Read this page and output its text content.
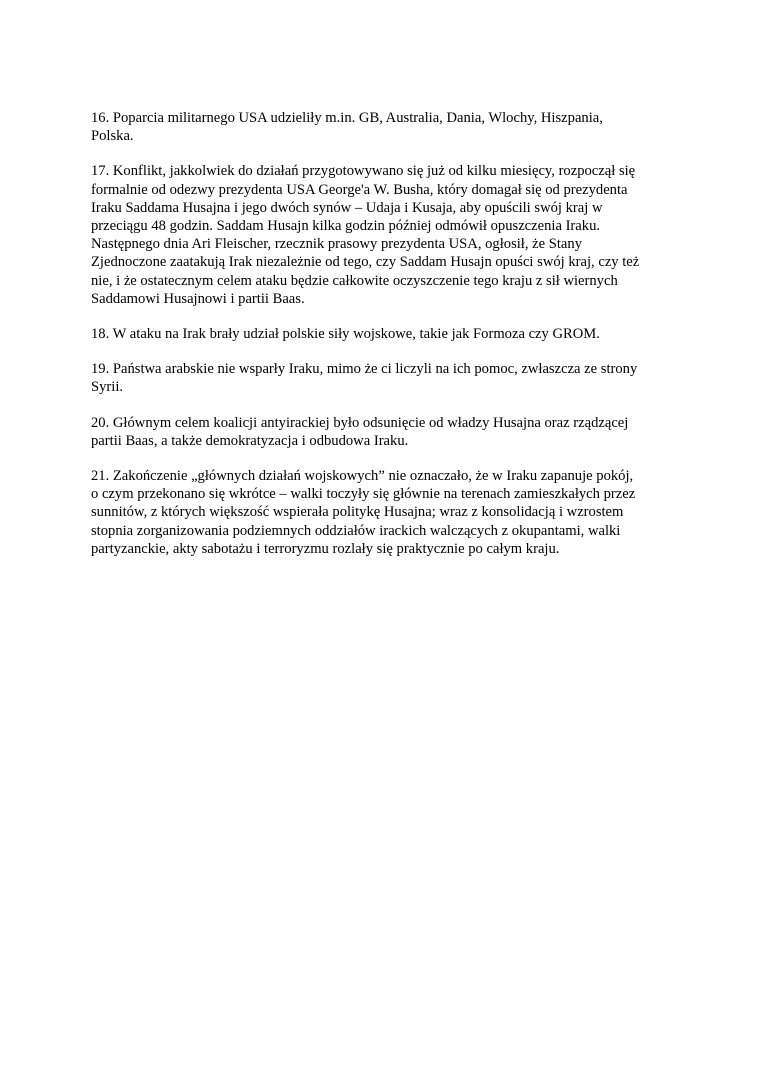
16. Poparcia militarnego USA udzieliły m.in. GB, Australia, Dania, Wlochy, Hiszpania,
Polska.

17. Konflikt, jakkolwiek do działań przygotowywano się już od kilku miesięcy, rozpoczął się
formalnie od odezwy prezydenta USA George'a W. Busha, który domagał się od prezydenta
Iraku Saddama Husajna i jego dwóch synów – Udaja i Kusaja, aby opuścili swój kraj w
przeciągu 48 godzin. Saddam Husajn kilka godzin później odmówił opuszczenia Iraku.
Następnego dnia Ari Fleischer, rzecznik prasowy prezydenta USA, ogłosił, że Stany
Zjednoczone zaatakują Irak niezależnie od tego, czy Saddam Husajn opuści swój kraj, czy też
nie, i że ostatecznym celem ataku będzie całkowite oczyszczenie tego kraju z sił wiernych
Saddamowi Husajnowi i partii Baas.

18. W ataku na Irak brały udział polskie siły wojskowe, takie jak Formoza czy GROM.

19. Państwa arabskie nie wsparły Iraku, mimo że ci liczyli na ich pomoc, zwłaszcza ze strony
Syrii.

20. Głównym celem koalicji antyirackiej było odsunięcie od władzy Husajna oraz rządzącej
partii Baas, a także demokratyzacja i odbudowa Iraku.

21. Zakończenie „głównych działań wojskowych” nie oznaczało, że w Iraku zapanuje pokój,
o czym przekonano się wkrótce – walki toczyły się głównie na terenach zamieszkałych przez
sunnitów, z których większość wspierała politykę Husajna; wraz z konsolidacją i wzrostem
stopnia zorganizowania podziemnych oddziałów irackich walczących z okupantami, walki
partyzanckie, akty sabotażu i terroryzmu rozlały się praktycznie po całym kraju.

- _Problem requirements_
In your copy, repeat each record exactly and include no pictures.

- _Answer for the task_
Read this page and output its text content.
16. Poparcia militarnego USA udzieliły m.in. GB, Australia, Dania, Wlochy, Hiszpania,
Polska.

17. Konflikt, jakkolwiek do działań przygotowywano się już od kilku miesięcy, rozpoczął się
formalnie od odezwy prezydenta USA George'a W. Busha, który domagał się od prezydenta
Iraku Saddama Husajna i jego dwóch synów – Udaja i Kusaja, aby opuścili swój kraj w
przeciągu 48 godzin. Saddam Husajn kilka godzin później odmówił opuszczenia Iraku.
Następnego dnia Ari Fleischer, rzecznik prasowy prezydenta USA, ogłosił, że Stany
Zjednoczone zaatakują Irak niezależnie od tego, czy Saddam Husajn opuści swój kraj, czy też
nie, i że ostatecznym celem ataku będzie całkowite oczyszczenie tego kraju z sił wiernych
Saddamowi Husajnowi i partii Baas.

18. W ataku na Irak brały udział polskie siły wojskowe, takie jak Formoza czy GROM.

19. Państwa arabskie nie wsparły Iraku, mimo że ci liczyli na ich pomoc, zwłaszcza ze strony
Syrii.

20. Głównym celem koalicji antyirackiej było odsunięcie od władzy Husajna oraz rządzącej
partii Baas, a także demokratyzacja i odbudowa Iraku.

21. Zakończenie „głównych działań wojskowych” nie oznaczało, że w Iraku zapanuje pokój,
o czym przekonano się wkrótce – walki toczyły się głównie na terenach zamieszkałych przez
sunnitów, z których większość wspierała politykę Husajna; wraz z konsolidacją i wzrostem
stopnia zorganizowania podziemnych oddziałów irackich walczących z okupantami, walki
partyzanckie, akty sabotażu i terroryzmu rozlały się praktycznie po całym kraju.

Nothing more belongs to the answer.